Auftrag 1 – Prüfe für jede der Aussagen (a), (b) und (c), ob sie mit dem folgenden Artikel über BMW im Tourenwagensport übereinstimmt, und antworte jeweils mit Ja oder Nein samt den entscheidenden Worten des Artikels als wörtliches Zitat. (a) Die BMW-Piloten fuhren in Oschersleben zwei Heimsiege ein. (b) Es steht bereits fest, dass BMW der WTCC über 2009 hinaus treu bleibt. (c) Mario Theissen ist BMW Motorsport Direktor.

Extrahierter Text –
#####

• 12.09.2009 23:08

  • von Stefan Ziegler

Theissen: "Die Chancen sind da"

Der BMW Motorsport Direktor im Interview über die Zukunft von BMW im Tourenwagensport, die WTCC als Option und die Bedeutung des Kundenstamms

(Motorsport-Total.com) - Beim Rennwochenende in Oschersleben startete die Tourenwagen-Weltmeisterschaft (WTCC) in den Endspurt der Saison - und prompt konnten die BMW Länderteam Piloten zwei überzeugende Heimsiege einfahren. Ob die Münchener der WTCC über 2009 hinaus treu bleiben, steht aber noch nicht fest - verschiedene Szenarien werden im Augenblick diskutiert. BMW Motorsport Direktor Mario Theissen gab in Oschersleben Auskunft zur Situation. 'Motorsport-Total.com' war dabei.

Titel-Bild zur News: Mario Theissen (BMW Motorsport Direktor)

BMW Motorsport Direktor Mario Theissen will auch künftig für die Kunden da sein

Frage: "Herr Theissen, BMW überdenkt seine Zukunft im Tourenwagensport. Gibt es diesbezüglich schon erste Schlussfolgerungen? Wann wird eine Entscheidung gefällt?"

#####

Bereitgestellte Zeilen –
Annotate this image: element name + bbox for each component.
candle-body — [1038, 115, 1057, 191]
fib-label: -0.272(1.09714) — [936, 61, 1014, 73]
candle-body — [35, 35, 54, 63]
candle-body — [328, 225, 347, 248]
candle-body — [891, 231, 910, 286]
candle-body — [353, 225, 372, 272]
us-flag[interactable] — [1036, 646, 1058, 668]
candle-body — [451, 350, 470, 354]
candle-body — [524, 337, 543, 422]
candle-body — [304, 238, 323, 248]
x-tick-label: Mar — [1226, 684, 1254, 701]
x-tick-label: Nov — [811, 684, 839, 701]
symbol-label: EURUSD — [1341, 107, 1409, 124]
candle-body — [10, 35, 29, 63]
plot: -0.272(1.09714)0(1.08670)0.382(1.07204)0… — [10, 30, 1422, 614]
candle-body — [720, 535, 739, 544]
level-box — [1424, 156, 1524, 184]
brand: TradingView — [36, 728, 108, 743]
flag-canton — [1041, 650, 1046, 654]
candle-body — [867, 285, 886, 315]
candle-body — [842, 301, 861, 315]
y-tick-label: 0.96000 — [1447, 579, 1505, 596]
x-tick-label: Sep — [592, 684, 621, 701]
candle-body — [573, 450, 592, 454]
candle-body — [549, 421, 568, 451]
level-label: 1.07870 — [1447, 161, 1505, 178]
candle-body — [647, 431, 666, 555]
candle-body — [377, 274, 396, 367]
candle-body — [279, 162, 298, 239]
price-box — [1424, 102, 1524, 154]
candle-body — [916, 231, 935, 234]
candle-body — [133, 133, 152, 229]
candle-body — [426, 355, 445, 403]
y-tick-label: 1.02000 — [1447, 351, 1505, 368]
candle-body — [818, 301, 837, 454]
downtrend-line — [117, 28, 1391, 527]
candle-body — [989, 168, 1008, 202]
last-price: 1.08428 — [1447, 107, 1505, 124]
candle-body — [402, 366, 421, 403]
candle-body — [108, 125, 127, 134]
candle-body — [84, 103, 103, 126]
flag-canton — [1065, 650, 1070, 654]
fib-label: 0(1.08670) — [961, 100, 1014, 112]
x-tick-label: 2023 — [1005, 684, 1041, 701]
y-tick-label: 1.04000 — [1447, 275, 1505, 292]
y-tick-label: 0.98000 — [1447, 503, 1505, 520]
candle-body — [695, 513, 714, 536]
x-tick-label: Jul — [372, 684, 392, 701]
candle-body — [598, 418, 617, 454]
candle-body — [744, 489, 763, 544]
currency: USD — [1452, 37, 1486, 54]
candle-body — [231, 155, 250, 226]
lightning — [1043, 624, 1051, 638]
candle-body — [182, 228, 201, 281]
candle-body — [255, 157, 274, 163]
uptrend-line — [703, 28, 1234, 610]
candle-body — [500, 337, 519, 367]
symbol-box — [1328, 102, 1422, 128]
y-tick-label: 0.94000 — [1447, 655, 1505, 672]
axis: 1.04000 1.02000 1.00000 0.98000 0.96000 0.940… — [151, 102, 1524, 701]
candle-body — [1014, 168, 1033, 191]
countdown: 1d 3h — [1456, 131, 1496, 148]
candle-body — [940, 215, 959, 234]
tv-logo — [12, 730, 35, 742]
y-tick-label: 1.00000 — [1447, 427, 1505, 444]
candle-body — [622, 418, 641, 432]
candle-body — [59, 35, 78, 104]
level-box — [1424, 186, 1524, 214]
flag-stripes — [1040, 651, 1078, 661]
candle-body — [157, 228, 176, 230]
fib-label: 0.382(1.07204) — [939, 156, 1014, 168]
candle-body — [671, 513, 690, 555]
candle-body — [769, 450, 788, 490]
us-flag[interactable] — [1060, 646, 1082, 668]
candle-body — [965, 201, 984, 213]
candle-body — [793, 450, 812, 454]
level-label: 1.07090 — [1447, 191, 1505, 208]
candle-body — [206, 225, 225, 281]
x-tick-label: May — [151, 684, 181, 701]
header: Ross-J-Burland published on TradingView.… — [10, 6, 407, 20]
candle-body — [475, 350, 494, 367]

#####

Auftrag 2 – Ermittle, in wie vielen der obigen Zeilen die Zeichenfolge „canton“ vorkommt, wobei Groß- und Kleinschreibung zählt, und gib nur diese Zahl an.

Erwartete Antwort 1 –
(a) Ja: „prompt konnten die BMW Länderteam Piloten zwei überzeugende Heimsiege einfahren“
(b) Nein: „Ob die Münchener der WTCC über 2009 hinaus treu bleiben, steht aber noch nicht fest“
(c) Ja: „BMW Motorsport Direktor Mario Theissen“

Erwartete Antwort 2 – 2